WHAT THE TASK ASKS » Reproduce each record exactly.

SUPPLIED DATA »

● ● ●

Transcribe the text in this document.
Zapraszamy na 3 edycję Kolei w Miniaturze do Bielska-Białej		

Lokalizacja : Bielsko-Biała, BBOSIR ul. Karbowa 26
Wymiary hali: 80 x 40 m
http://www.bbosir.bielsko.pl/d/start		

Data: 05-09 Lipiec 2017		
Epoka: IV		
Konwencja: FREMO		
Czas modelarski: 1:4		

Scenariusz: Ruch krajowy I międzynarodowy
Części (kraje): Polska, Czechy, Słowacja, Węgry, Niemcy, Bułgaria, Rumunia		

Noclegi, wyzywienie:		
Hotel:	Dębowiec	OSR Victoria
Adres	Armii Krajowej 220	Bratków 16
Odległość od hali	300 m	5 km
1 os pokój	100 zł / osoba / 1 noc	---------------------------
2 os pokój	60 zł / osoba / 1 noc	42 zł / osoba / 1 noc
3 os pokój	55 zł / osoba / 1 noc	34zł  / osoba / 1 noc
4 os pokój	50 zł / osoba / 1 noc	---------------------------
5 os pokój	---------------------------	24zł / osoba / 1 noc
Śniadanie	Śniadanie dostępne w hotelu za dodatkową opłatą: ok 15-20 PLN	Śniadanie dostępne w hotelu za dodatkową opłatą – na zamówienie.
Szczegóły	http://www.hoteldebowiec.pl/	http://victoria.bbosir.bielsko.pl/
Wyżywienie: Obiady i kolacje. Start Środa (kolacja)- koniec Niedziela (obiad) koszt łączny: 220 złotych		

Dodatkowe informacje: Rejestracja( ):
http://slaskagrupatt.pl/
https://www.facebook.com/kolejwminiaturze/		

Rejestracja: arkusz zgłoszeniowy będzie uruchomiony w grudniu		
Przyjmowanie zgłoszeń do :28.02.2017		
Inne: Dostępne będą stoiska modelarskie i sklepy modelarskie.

● ● ●

FULL ANSWER »
Transcribe the text in this document.
Zapraszamy na 3 edycję Kolei w Miniaturze do Bielska-Białej		

Lokalizacja : Bielsko-Biała, BBOSIR ul. Karbowa 26
Wymiary hali: 80 x 40 m
http://www.bbosir.bielsko.pl/d/start		

Data: 05-09 Lipiec 2017		
Epoka: IV		
Konwencja: FREMO		
Czas modelarski: 1:4		

Scenariusz: Ruch krajowy I międzynarodowy
Części (kraje): Polska, Czechy, Słowacja, Węgry, Niemcy, Bułgaria, Rumunia		

Noclegi, wyzywienie:		
Hotel:	Dębowiec	OSR Victoria
Adres	Armii Krajowej 220	Bratków 16
Odległość od hali	300 m	5 km
1 os pokój	100 zł / osoba / 1 noc	---------------------------
2 os pokój	60 zł / osoba / 1 noc	42 zł / osoba / 1 noc
3 os pokój	55 zł / osoba / 1 noc	34zł  / osoba / 1 noc
4 os pokój	50 zł / osoba / 1 noc	---------------------------
5 os pokój	---------------------------	24zł / osoba / 1 noc
Śniadanie	Śniadanie dostępne w hotelu za dodatkową opłatą: ok 15-20 PLN	Śniadanie dostępne w hotelu za dodatkową opłatą – na zamówienie.
Szczegóły	http://www.hoteldebowiec.pl/	http://victoria.bbosir.bielsko.pl/
Wyżywienie: Obiady i kolacje. Start Środa (kolacja)- koniec Niedziela (obiad) koszt łączny: 220 złotych		

Dodatkowe informacje: Rejestracja( ):
http://slaskagrupatt.pl/
https://www.facebook.com/kolejwminiaturze/		

Rejestracja: arkusz zgłoszeniowy będzie uruchomiony w grudniu		
Przyjmowanie zgłoszeń do :28.02.2017		
Inne: Dostępne będą stoiska modelarskie i sklepy modelarskie.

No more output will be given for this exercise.